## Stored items
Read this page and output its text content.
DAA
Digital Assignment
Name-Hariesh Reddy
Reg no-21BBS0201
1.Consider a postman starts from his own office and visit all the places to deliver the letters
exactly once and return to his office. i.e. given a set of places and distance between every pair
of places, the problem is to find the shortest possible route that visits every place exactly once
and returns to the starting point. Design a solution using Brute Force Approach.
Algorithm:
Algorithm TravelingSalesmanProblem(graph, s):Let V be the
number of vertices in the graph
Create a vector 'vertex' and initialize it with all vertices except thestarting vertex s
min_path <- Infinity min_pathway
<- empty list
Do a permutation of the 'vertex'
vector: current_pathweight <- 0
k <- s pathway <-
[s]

## EXERCISE PROMPT
Write the complete data out, exactly as above.

## RESULT OF THE EXERCISE
Read this page and output its text content.
DAA
Digital Assignment
Name-Hariesh Reddy
Reg no-21BBS0201
1.Consider a postman starts from his own office and visit all the places to deliver the letters
exactly once and return to his office. i.e. given a set of places and distance between every pair
of places, the problem is to find the shortest possible route that visits every place exactly once
and returns to the starting point. Design a solution using Brute Force Approach.
Algorithm:
Algorithm TravelingSalesmanProblem(graph, s):Let V be the
number of vertices in the graph
Create a vector 'vertex' and initialize it with all vertices except thestarting vertex s
min_path <- Infinity min_pathway
<- empty list
Do a permutation of the 'vertex'
vector: current_pathweight <- 0
k <- s pathway <-
[s]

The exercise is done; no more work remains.